§ **Given problem**:
Wherever "name" appears in a line, list that line.

-- Start of Exercise input --

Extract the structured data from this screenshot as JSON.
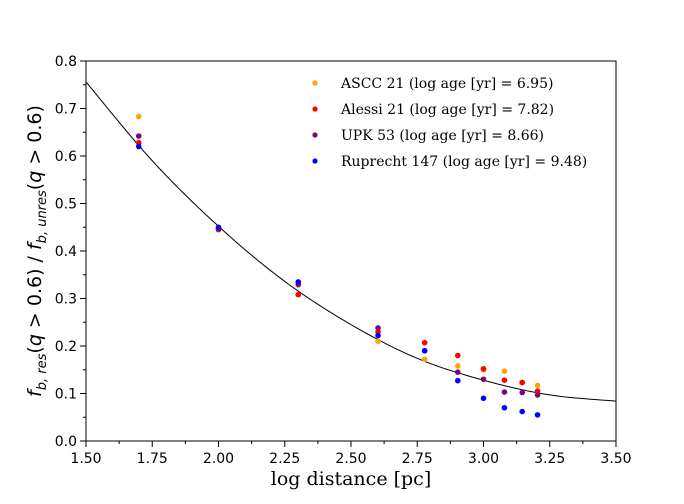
{
  "chart_data": {
    "type": "scatter",
    "title": "",
    "xlabel": "log distance [pc]",
    "ylabel": "f_{b,res}(q > 0.6) / f_{b,unres}(q > 0.6)",
    "xlim": [
      1.5,
      3.5
    ],
    "ylim": [
      0.0,
      0.8
    ],
    "xticks": [
      "1.50",
      "1.75",
      "2.00",
      "2.25",
      "2.50",
      "2.75",
      "3.00",
      "3.25",
      "3.50"
    ],
    "yticks": [
      "0.0",
      "0.1",
      "0.2",
      "0.3",
      "0.4",
      "0.5",
      "0.6",
      "0.7",
      "0.8"
    ],
    "grid": false,
    "legend_position": "top-right",
    "x": [
      1.699,
      2.0,
      2.301,
      2.602,
      2.778,
      2.903,
      3.0,
      3.079,
      3.146,
      3.204
    ],
    "series": [
      {
        "name": "ASCC 21 (log age [yr] = 6.95)",
        "color": "#ffa500",
        "values": [
          0.683,
          0.448,
          0.328,
          0.21,
          0.172,
          0.158,
          0.15,
          0.147,
          0.123,
          0.117
        ]
      },
      {
        "name": "Alessi 21 (log age [yr] = 7.82)",
        "color": "#ff0000",
        "values": [
          0.628,
          0.445,
          0.308,
          0.23,
          0.207,
          0.18,
          0.152,
          0.128,
          0.123,
          0.105
        ]
      },
      {
        "name": "UPK 53 (log age [yr] = 8.66)",
        "color": "#800080",
        "values": [
          0.642,
          0.447,
          0.33,
          0.238,
          0.19,
          0.145,
          0.13,
          0.103,
          0.102,
          0.097
        ]
      },
      {
        "name": "Ruprecht 147 (log age [yr] = 9.48)",
        "color": "#0000ff",
        "values": [
          0.62,
          0.45,
          0.335,
          0.222,
          0.19,
          0.127,
          0.09,
          0.07,
          0.062,
          0.055
        ]
      }
    ],
    "fit_curve": {
      "name": "quadratic fit",
      "color": "#000000",
      "x": [
        1.5,
        1.75,
        2.0,
        2.25,
        2.5,
        2.75,
        3.0,
        3.25,
        3.5
      ],
      "y": [
        0.756,
        0.59,
        0.452,
        0.336,
        0.245,
        0.174,
        0.128,
        0.097,
        0.084
      ]
    }
  }
}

-- End of Exercise input --

§ **Result of the exercise**:
        "name": "ASCC 21 (log age [yr] = 6.95)",
        "name": "Alessi 21 (log age [yr] = 7.82)",
        "name": "UPK 53 (log age [yr] = 8.66)",
        "name": "Ruprecht 147 (log age [yr] = 9.48)",
      "name": "quadratic fit",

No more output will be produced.